Problem description: Convert the lines of the listing below, from the line containing "svg-text:NPN Transistor: NPN Transistor [615, 363, 680, 374]" through the line containing "frame row ticks left [11, 215, 21, 217]", inclusive, into a JSON list of strings with one string per line, leaving out any blank lines.

Records for processing:
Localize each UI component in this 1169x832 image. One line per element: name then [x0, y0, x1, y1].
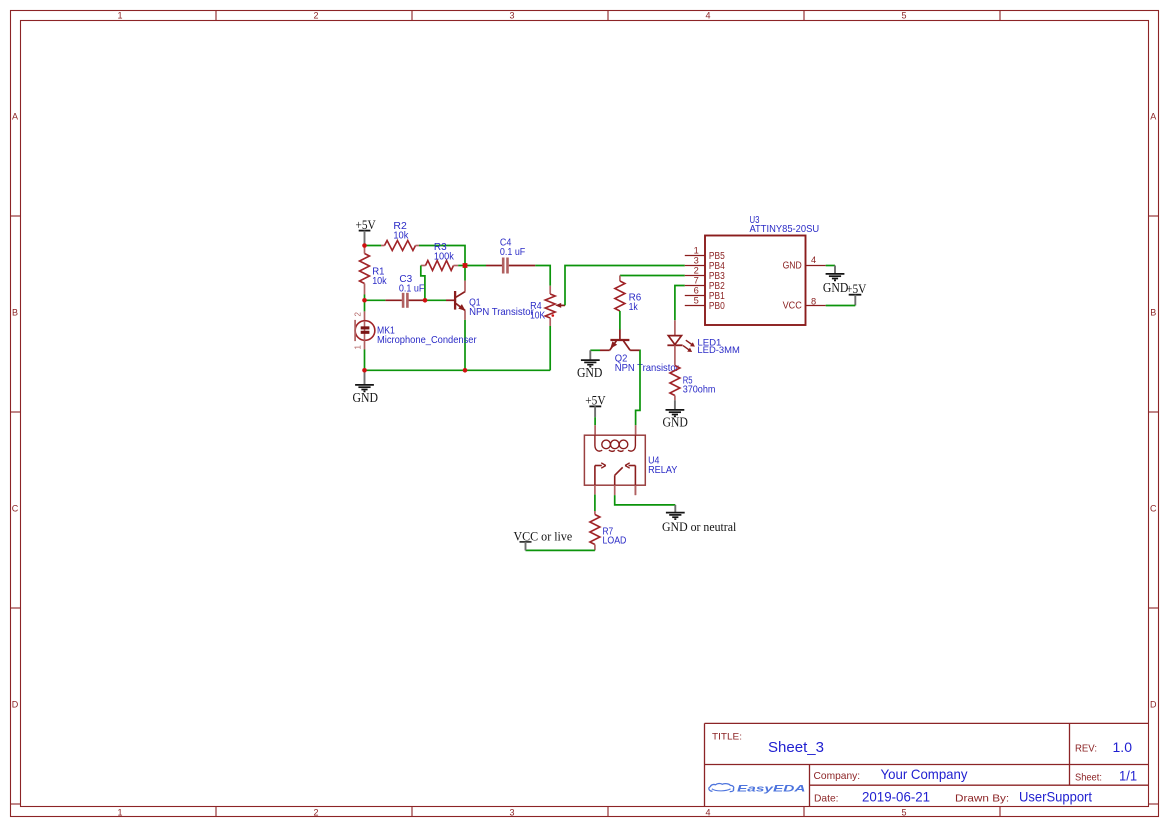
svg-text:NPN Transistor: NPN Transistor [615, 363, 680, 374]
relay U4 [594, 425, 596, 435]
wire R2 to node A (down to junction) [419, 246, 465, 266]
svg-text:2: 2 [694, 266, 699, 276]
wire node B to C3 [365, 299, 386, 301]
svg-text:1k: 1k [629, 302, 639, 313]
wire R6 to Q2 base [619, 311, 621, 330]
resistor R7 [594, 511, 596, 515]
junction rail/Q1 emitter [463, 368, 468, 373]
wire R1 to node B [364, 295, 366, 301]
wire +5V node to R2 [365, 245, 382, 247]
svg-text:3: 3 [694, 256, 699, 266]
wire Q2 emitter to GND [590, 349, 600, 351]
wire R7 to VCC flag [526, 549, 595, 551]
svg-text:RELAY: RELAY [648, 465, 677, 476]
potentiometer R4 [549, 286, 551, 294]
svg-text:GND: GND [662, 415, 688, 430]
U3 pin 3 PB4 [685, 265, 705, 267]
svg-text:3: 3 [509, 10, 514, 20]
svg-text:Your Company: Your Company [881, 767, 968, 782]
svg-text:+5V: +5V [585, 392, 606, 407]
svg-text:10k: 10k [372, 276, 387, 287]
relay right contact with arrow [634, 466, 636, 496]
svg-text:+5V: +5V [355, 217, 376, 232]
wire node C to Q1 base [425, 299, 446, 301]
svg-text:ATTINY85-20SU: ATTINY85-20SU [750, 224, 820, 235]
svg-text:GND: GND [783, 261, 802, 272]
frame column ticks top [215, 11, 217, 21]
U3 pin 7 PB2 [685, 285, 705, 287]
transistor Q2 [619, 330, 621, 340]
svg-text:A: A [1150, 111, 1156, 121]
svg-text:10k: 10k [393, 231, 409, 242]
svg-text:5: 5 [901, 808, 906, 818]
junction +5V/R1/R2 [362, 243, 367, 248]
svg-text:GND or neutral: GND or neutral [662, 519, 737, 534]
svg-text:LED-3MM: LED-3MM [697, 345, 740, 356]
wire U3 PB2 to LED1 [675, 286, 685, 321]
svg-text:REV:: REV: [1075, 742, 1097, 754]
wire relay to R7 [594, 495, 596, 511]
svg-text:VCC: VCC [783, 301, 802, 312]
svg-text:6: 6 [694, 286, 699, 296]
junction node C (C3/R3/Q1 base) [423, 298, 428, 303]
U3 pin 2 PB3 [685, 275, 705, 277]
R4 lower pin dot [552, 314, 555, 317]
frame row ticks right [1149, 215, 1159, 217]
frame column ticks bottom [215, 807, 217, 817]
U3 pin 8 VCC [806, 305, 826, 307]
svg-text:Date:: Date: [814, 793, 839, 805]
svg-text:4: 4 [811, 255, 816, 265]
ground GND (main, under MK1) [364, 370, 366, 384]
frame row ticks left [11, 215, 21, 217]
wire Q2 collector to relay coil [636, 350, 640, 425]
svg-text:370ohm: 370ohm [683, 384, 716, 395]
resistor R6 [619, 276, 621, 282]
wire MK1 to ground rail [364, 350, 366, 371]
svg-text:GND: GND [577, 365, 603, 380]
svg-text:7: 7 [694, 276, 699, 286]
svg-text:D: D [12, 699, 19, 709]
svg-text:100k: 100k [434, 251, 455, 262]
wire U3 VCC pin to +5V [826, 305, 856, 307]
resistor R3 [421, 265, 426, 267]
svg-text:1: 1 [694, 246, 699, 256]
relay coil [595, 435, 636, 451]
svg-text:+5V: +5V [846, 281, 867, 296]
wire Q1 emitter to ground rail [464, 320, 466, 370]
svg-text:10K: 10K [530, 311, 545, 322]
ground GND (R5) [674, 400, 676, 410]
ground GND or neutral [674, 505, 676, 513]
svg-text:A: A [12, 111, 18, 121]
svg-text:2019-06-21: 2019-06-21 [862, 790, 930, 805]
svg-text:Sheet:: Sheet: [1075, 772, 1102, 784]
relay left contact with arrow [594, 466, 596, 486]
wire relay common to GND flag [615, 495, 676, 505]
chip U3 ATTINY85-20SU [705, 236, 806, 326]
wire R3 right to node A [458, 265, 465, 267]
svg-text:2: 2 [313, 808, 318, 818]
svg-text:1: 1 [117, 808, 122, 818]
U3 pin 6 PB1 [685, 295, 705, 297]
svg-text:5: 5 [901, 10, 906, 20]
wire +5V to relay coil pin [594, 417, 596, 425]
svg-text:8: 8 [811, 296, 816, 306]
svg-text:GND: GND [823, 280, 849, 295]
svg-text:UserSupport: UserSupport [1019, 790, 1092, 805]
svg-text:1/1: 1/1 [1119, 769, 1137, 784]
svg-text:1: 1 [117, 10, 122, 20]
relay bottom pins [594, 485, 596, 494]
title block outline [705, 723, 1149, 806]
capacitor C3 [385, 299, 402, 301]
svg-text:B: B [12, 307, 18, 317]
svg-text:C: C [12, 503, 19, 513]
svg-text:D: D [1150, 699, 1157, 709]
svg-text:B: B [1150, 307, 1156, 317]
EasyEDA logo [709, 783, 734, 791]
resistor R2 [381, 245, 385, 247]
svg-text:0.1 uF: 0.1 uF [399, 284, 425, 295]
U3 pin 5 PB0 [685, 305, 705, 307]
U3 pin 4 GND [806, 265, 826, 267]
wire R4 bottom to ground rail [549, 326, 551, 370]
ground GND (U3) [834, 266, 836, 274]
svg-text:LOAD: LOAD [603, 535, 627, 546]
relay switch blade [615, 467, 623, 475]
LED1 emission arrows [686, 340, 693, 345]
svg-text:1: 1 [354, 345, 363, 350]
svg-text:2: 2 [313, 10, 318, 20]
resistor R5 [674, 345, 676, 365]
svg-text:Company:: Company: [814, 770, 861, 782]
svg-text:C: C [1150, 503, 1157, 513]
svg-text:EasyEDA: EasyEDA [737, 784, 806, 795]
wire R3 left jog down to node C [421, 266, 425, 301]
ground GND (Q2 emitter) [589, 350, 591, 360]
junction node A (R2/R3/C4/Q1) square [463, 263, 468, 268]
resistor R1 [364, 246, 366, 254]
wire R4 wiper to U3 PB4 [565, 266, 685, 306]
svg-text:Drawn By:: Drawn By: [955, 793, 1009, 805]
svg-text:0.1 uF: 0.1 uF [500, 247, 525, 258]
svg-text:PB0: PB0 [709, 301, 725, 312]
transistor Q1 [446, 299, 454, 301]
svg-text:TITLE:: TITLE: [712, 732, 742, 743]
microphone MK1 [364, 300, 366, 311]
svg-text:4: 4 [705, 10, 710, 20]
svg-text:5: 5 [694, 296, 699, 306]
capacitor C4 [465, 265, 486, 267]
svg-text:NPN Transistor: NPN Transistor [469, 307, 534, 318]
LED LED1 [674, 320, 676, 335]
wire node A down to Q1 collector [464, 266, 466, 281]
ground rail wire [365, 369, 551, 371]
wire C4 to R4 top [535, 266, 550, 286]
svg-text:2: 2 [354, 312, 363, 317]
svg-text:Microphone_Condenser: Microphone_Condenser [377, 335, 477, 346]
U3 pin 1 PB5 [685, 255, 705, 257]
wire U3 PB3 to R6 [620, 275, 685, 277]
svg-text:3: 3 [509, 808, 514, 818]
R4 wiper arrow [560, 304, 566, 306]
wire U3 GND pin to ground [826, 265, 835, 267]
svg-text:4: 4 [705, 808, 710, 818]
junction node B (R1/C3/MK1) [362, 298, 367, 303]
svg-text:Sheet_3: Sheet_3 [768, 740, 824, 756]
junction rail/MK1 [362, 368, 367, 373]
svg-text:1.0: 1.0 [1113, 740, 1133, 755]
svg-text:GND: GND [353, 390, 379, 405]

Output of the exercise:
[
  "svg-text:NPN Transistor: NPN Transistor [615, 363, 680, 374]",
  "relay U4 [594, 425, 596, 435]",
  "wire R2 to node A (down to junction) [419, 246, 465, 266]",
  "svg-text:2: 2 [694, 266, 699, 276]",
  "wire node B to C3 [365, 299, 386, 301]",
  "svg-text:1k: 1k [629, 302, 639, 313]",
  "wire R6 to Q2 base [619, 311, 621, 330]",
  "resistor R7 [594, 511, 596, 515]",
  "junction rail/Q1 emitter [463, 368, 468, 373]",
  "wire R1 to node B [364, 295, 366, 301]",
  "wire +5V node to R2 [365, 245, 382, 247]",
  "svg-text:3: 3 [694, 256, 699, 266]",
  "wire Q2 emitter to GND [590, 349, 600, 351]",
  "wire R7 to VCC flag [526, 549, 595, 551]",
  "svg-text:RELAY: RELAY [648, 465, 677, 476]",
  "potentiometer R4 [549, 286, 551, 294]",
  "svg-text:GND: GND [662, 415, 688, 430]",
  "U3 pin 3 PB4 [685, 265, 705, 267]",
  "svg-text:3: 3 [509, 10, 514, 20]",
  "svg-text:Your Company: Your Company [881, 767, 968, 782]",
  "svg-text:+5V: +5V [585, 392, 606, 407]",
  "svg-text:10k: 10k [372, 276, 387, 287]",
  "relay right contact with arrow [634, 466, 636, 496]",
  "svg-text:+5V: +5V [355, 217, 376, 232]",
  "wire node C to Q1 base [425, 299, 446, 301]",
  "svg-text:ATTINY85-20SU: ATTINY85-20SU [750, 224, 820, 235]",
  "svg-text:GND: GND [783, 261, 802, 272]",
  "frame column ticks top [215, 11, 217, 21]",
  "U3 pin 7 PB2 [685, 285, 705, 287]",
  "transistor Q2 [619, 330, 621, 340]",
  "svg-text:A: A [1150, 111, 1156, 121]",
  "svg-text:10k: 10k [393, 231, 409, 242]",
  "svg-text:5: 5 [901, 808, 906, 818]",
  "junction +5V/R1/R2 [362, 243, 367, 248]",
  "svg-text:GND or neutral: GND or neutral [662, 519, 737, 534]",
  "svg-text:LED-3MM: LED-3MM [697, 345, 740, 356]",
  "wire U3 PB2 to LED1 [675, 286, 685, 321]",
  "svg-text:REV:: REV: [1075, 742, 1097, 754]",
  "wire relay to R7 [594, 495, 596, 511]",
  "svg-text:VCC: VCC [783, 301, 802, 312]",
  "svg-text:6: 6 [694, 286, 699, 296]",
  "junction node C (C3/R3/Q1 base) [423, 298, 428, 303]",
  "U3 pin 2 PB3 [685, 275, 705, 277]",
  "R4 lower pin dot [552, 314, 555, 317]",
  "frame row ticks right [1149, 215, 1159, 217]",
  "frame column ticks bottom [215, 807, 217, 817]",
  "U3 pin 8 VCC [806, 305, 826, 307]",
  "svg-text:Date:: Date: [814, 793, 839, 805]",
  "svg-text:4: 4 [811, 255, 816, 265]",
  "ground GND (main, under MK1) [364, 370, 366, 384]",
  "frame row ticks left [11, 215, 21, 217]"
]